§ Set exercise
Omit every picture and output the rest of the records exactly as they are.

§ Dataset content
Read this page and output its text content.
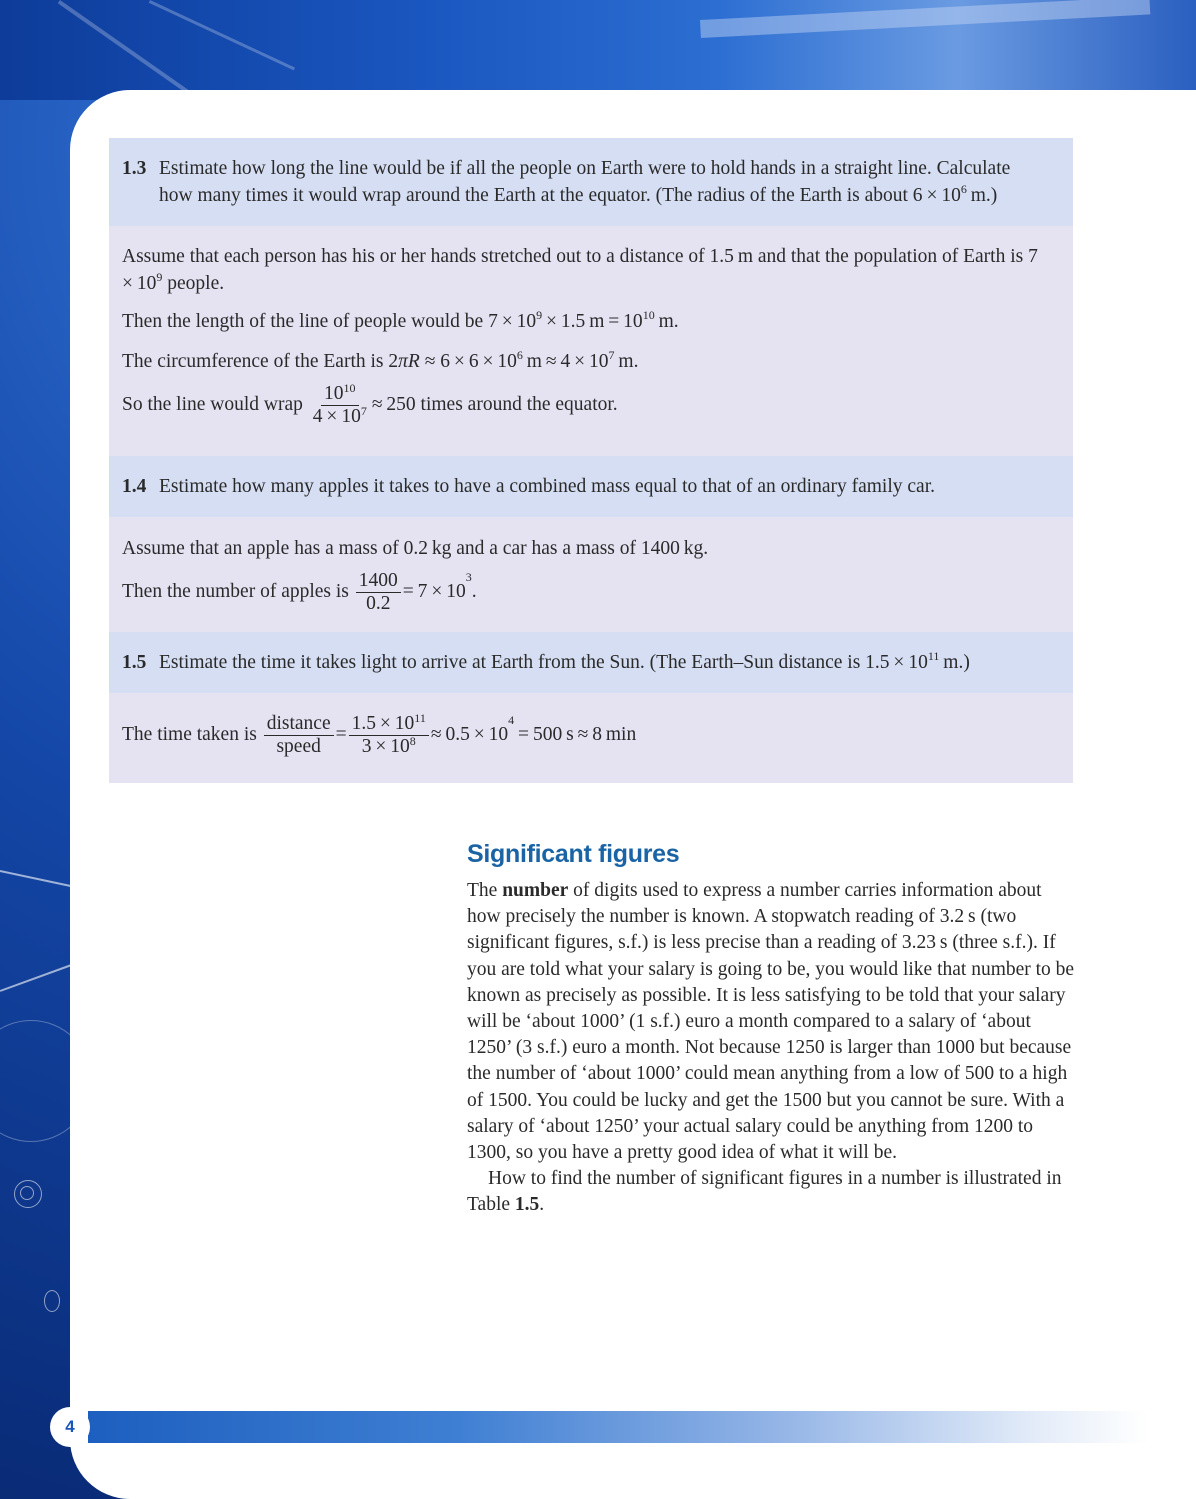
1.3 Estimate how long the line would be if all the people on Earth were to hold hands in a straight line. Calculate
how many times it would wrap around the Earth at the equator. (The radius of the Earth is about $6 \times 10^6$ m.)

Assume that each person has his or her hands stretched out to a distance of 1.5 m and that the population of Earth is $7 \times 10^9$ people.

Then the length of the line of people would be $7 \times 10^9 \times 1.5$ $m = 10^{10}$ m.

The circumference of the Earth is $2\pi R \approx 6 \times 6 \times 10^6$ $m \approx 4 \times 10^7$ m.

So the line would wrap $\frac{10^{10}}{4 \times 10^7} \approx 250$ times around the equator.

1.4 Estimate how many apples it takes to have a combined mass equal to that of an ordinary family car.

Assume that an apple has a mass of 0.2 kg and a car has a mass of 1400 kg.

Then the number of apples is $\frac{1400}{0.2} = 7 \times 10^3$.

1.5 Estimate the time it takes light to arrive at Earth from the Sun. (The Earth–Sun distance is $1.5 \times 10^{11}$ m.)

The time taken is $\frac{\text{distance}}{\text{speed}} = \frac{1.5 \times 10^{11}}{3 \times 10^8} \approx 0.5 \times 10^4 = 500$ s ≈ 8 min

Significant figures

The number of digits used to express a number carries information about how precisely the number is known. A stopwatch reading of 3.2 s (two significant figures, s.f.) is less precise than a reading of 3.23 s (three s.f.). If you are told what your salary is going to be, you would like that number to be known as precisely as possible. It is less satisfying to be told that your salary will be ‘about 1000’ (1 s.f.) euro a month compared to a salary of ‘about 1250’ (3 s.f.) euro a month. Not because 1250 is larger than 1000 but because the number of ‘about 1000’ could mean anything from a low of 500 to a high of 1500. You could be lucky and get the 1500 but you cannot be sure. With a salary of ‘about 1250’ your actual salary could be anything from 1200 to 1300, so you have a pretty good idea of what it will be.

How to find the number of significant figures in a number is illustrated in Table 1.5.

4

§ Correct output
Read this page and output its text content.
1.3 Estimate how long the line would be if all the people on Earth were to hold hands in a straight line. Calculate
how many times it would wrap around the Earth at the equator. (The radius of the Earth is about $6 \times 10^6$ m.)

Assume that each person has his or her hands stretched out to a distance of 1.5 m and that the population of Earth is $7 \times 10^9$ people.

Then the length of the line of people would be $7 \times 10^9 \times 1.5$ $m = 10^{10}$ m.

The circumference of the Earth is $2\pi R \approx 6 \times 6 \times 10^6$ $m \approx 4 \times 10^7$ m.

So the line would wrap $\frac{10^{10}}{4 \times 10^7} \approx 250$ times around the equator.

1.4 Estimate how many apples it takes to have a combined mass equal to that of an ordinary family car.

Assume that an apple has a mass of 0.2 kg and a car has a mass of 1400 kg.

Then the number of apples is $\frac{1400}{0.2} = 7 \times 10^3$.

1.5 Estimate the time it takes light to arrive at Earth from the Sun. (The Earth–Sun distance is $1.5 \times 10^{11}$ m.)

The time taken is $\frac{\text{distance}}{\text{speed}} = \frac{1.5 \times 10^{11}}{3 \times 10^8} \approx 0.5 \times 10^4 = 500$ s ≈ 8 min

Significant figures

The number of digits used to express a number carries information about how precisely the number is known. A stopwatch reading of 3.2 s (two significant figures, s.f.) is less precise than a reading of 3.23 s (three s.f.). If you are told what your salary is going to be, you would like that number to be known as precisely as possible. It is less satisfying to be told that your salary will be ‘about 1000’ (1 s.f.) euro a month compared to a salary of ‘about 1250’ (3 s.f.) euro a month. Not because 1250 is larger than 1000 but because the number of ‘about 1000’ could mean anything from a low of 500 to a high of 1500. You could be lucky and get the 1500 but you cannot be sure. With a salary of ‘about 1250’ your actual salary could be anything from 1200 to 1300, so you have a pretty good idea of what it will be.

How to find the number of significant figures in a number is illustrated in Table 1.5.

4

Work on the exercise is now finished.